• **Required work**:
Search the material for the word "ylabel" and copy each line that holds it.
## START Supplied material
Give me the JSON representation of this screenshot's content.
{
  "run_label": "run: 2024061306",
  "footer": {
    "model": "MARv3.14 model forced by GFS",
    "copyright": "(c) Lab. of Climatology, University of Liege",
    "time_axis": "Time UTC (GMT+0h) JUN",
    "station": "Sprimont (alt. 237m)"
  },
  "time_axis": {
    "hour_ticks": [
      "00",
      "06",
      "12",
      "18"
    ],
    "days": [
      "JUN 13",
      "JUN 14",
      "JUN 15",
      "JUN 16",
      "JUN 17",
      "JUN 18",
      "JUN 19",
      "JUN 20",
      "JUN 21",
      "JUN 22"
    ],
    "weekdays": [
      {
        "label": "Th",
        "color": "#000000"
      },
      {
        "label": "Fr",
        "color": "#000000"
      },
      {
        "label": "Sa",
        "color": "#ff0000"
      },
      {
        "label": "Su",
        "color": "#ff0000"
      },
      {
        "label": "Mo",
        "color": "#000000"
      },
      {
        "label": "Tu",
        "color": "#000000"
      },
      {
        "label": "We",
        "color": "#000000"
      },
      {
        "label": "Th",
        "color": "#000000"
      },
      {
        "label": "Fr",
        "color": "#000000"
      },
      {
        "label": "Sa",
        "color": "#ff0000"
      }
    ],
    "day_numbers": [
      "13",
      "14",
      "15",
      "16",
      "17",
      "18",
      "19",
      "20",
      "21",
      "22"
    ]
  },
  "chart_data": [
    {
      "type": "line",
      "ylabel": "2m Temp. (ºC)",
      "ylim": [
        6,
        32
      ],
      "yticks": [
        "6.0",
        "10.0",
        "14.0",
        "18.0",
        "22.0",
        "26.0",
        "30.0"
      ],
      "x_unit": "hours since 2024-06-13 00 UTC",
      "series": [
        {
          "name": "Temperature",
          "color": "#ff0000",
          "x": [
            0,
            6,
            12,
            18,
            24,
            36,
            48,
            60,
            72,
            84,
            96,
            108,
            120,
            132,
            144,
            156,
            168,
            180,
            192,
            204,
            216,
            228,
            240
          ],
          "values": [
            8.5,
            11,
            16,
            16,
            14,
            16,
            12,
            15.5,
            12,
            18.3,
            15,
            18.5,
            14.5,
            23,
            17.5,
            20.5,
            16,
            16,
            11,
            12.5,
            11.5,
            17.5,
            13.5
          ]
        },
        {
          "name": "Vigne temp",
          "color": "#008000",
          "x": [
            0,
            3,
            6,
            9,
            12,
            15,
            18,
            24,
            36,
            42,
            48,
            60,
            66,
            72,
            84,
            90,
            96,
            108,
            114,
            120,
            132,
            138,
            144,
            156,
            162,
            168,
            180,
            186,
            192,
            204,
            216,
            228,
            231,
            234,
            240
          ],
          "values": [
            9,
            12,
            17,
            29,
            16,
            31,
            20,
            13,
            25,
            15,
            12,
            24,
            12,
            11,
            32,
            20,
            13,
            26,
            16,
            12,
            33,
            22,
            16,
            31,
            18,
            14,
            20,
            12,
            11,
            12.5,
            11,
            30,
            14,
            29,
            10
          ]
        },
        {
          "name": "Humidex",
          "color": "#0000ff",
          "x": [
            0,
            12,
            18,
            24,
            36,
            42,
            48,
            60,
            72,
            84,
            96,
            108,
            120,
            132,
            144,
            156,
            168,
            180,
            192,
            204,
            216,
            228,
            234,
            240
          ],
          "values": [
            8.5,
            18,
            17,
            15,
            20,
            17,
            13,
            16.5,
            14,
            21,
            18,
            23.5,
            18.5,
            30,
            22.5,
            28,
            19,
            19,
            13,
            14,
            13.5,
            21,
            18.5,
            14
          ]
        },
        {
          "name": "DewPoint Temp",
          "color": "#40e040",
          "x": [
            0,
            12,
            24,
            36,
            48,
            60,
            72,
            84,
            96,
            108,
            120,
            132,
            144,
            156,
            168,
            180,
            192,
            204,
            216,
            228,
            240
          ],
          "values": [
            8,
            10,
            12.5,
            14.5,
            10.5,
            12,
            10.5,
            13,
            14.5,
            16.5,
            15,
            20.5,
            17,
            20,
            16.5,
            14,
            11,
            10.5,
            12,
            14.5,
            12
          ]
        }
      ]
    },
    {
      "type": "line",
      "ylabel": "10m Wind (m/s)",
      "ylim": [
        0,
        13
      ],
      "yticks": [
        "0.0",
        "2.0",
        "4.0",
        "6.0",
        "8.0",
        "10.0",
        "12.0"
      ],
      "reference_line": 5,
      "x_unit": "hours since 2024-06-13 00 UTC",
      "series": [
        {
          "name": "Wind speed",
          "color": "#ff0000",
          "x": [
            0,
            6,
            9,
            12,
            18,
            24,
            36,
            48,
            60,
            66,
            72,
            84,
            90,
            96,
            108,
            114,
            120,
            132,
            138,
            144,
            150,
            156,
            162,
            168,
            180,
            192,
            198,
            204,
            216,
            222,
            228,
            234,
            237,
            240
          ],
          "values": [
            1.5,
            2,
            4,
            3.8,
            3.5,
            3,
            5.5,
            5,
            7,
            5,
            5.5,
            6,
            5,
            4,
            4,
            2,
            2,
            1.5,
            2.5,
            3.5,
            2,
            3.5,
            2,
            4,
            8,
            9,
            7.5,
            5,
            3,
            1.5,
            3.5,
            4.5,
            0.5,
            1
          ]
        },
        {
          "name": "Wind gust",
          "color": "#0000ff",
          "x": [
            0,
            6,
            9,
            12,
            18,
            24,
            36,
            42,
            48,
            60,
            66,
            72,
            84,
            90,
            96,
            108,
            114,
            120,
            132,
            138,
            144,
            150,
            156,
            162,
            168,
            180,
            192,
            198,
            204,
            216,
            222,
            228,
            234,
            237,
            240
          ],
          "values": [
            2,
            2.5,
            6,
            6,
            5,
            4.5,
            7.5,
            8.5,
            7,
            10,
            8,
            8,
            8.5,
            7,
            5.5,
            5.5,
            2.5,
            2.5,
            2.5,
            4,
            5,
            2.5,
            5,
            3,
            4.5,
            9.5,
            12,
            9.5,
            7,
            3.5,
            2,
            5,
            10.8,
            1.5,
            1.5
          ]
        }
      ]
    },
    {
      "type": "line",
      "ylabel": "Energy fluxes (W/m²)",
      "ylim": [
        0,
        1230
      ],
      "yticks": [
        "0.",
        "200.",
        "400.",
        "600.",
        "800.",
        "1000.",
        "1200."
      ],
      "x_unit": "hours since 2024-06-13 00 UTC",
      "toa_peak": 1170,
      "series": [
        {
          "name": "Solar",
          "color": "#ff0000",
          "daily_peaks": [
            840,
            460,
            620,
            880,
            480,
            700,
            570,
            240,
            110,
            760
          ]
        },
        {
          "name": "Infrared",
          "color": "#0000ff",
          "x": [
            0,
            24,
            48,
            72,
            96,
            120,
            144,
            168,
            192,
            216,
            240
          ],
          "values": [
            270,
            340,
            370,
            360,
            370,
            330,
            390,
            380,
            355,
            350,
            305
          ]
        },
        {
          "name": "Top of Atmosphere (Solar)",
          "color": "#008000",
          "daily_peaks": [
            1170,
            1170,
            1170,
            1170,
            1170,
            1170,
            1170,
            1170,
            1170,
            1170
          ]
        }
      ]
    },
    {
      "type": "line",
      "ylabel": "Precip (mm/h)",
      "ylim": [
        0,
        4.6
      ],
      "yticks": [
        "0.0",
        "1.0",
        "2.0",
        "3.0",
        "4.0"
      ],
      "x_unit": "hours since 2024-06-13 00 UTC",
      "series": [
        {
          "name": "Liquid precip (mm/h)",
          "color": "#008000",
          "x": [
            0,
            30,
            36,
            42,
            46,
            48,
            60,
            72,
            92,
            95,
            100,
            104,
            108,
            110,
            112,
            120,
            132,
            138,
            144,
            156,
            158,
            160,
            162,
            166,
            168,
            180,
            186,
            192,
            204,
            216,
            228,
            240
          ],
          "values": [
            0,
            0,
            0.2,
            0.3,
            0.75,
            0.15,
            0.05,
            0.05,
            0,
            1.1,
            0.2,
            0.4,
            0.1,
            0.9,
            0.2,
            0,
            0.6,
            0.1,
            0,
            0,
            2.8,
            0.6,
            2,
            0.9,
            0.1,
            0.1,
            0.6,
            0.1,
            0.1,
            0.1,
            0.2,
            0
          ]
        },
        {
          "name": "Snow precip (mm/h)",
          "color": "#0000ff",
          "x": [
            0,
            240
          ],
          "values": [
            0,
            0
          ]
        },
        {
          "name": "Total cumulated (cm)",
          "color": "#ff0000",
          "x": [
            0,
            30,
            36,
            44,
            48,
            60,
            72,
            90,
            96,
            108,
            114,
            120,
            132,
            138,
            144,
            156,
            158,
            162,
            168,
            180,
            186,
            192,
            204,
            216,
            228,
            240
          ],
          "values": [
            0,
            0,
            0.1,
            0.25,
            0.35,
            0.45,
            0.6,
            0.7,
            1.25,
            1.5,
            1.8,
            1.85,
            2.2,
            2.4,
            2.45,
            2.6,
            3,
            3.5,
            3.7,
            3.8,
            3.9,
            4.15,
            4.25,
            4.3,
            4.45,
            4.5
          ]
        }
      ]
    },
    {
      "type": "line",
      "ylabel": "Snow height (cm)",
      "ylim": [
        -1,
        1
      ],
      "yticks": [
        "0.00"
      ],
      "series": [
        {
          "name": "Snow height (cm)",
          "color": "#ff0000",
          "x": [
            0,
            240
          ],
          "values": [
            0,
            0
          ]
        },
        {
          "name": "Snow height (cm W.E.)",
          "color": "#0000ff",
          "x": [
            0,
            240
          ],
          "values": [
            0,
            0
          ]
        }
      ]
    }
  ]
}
## END Supplied material
• **The result**:
      "ylabel": "2m Temp. (ºC)",
      "ylabel": "10m Wind (m/s)",
      "ylabel": "Energy fluxes (W/m²)",
      "ylabel": "Precip (mm/h)",
      "ylabel": "Snow height (cm)",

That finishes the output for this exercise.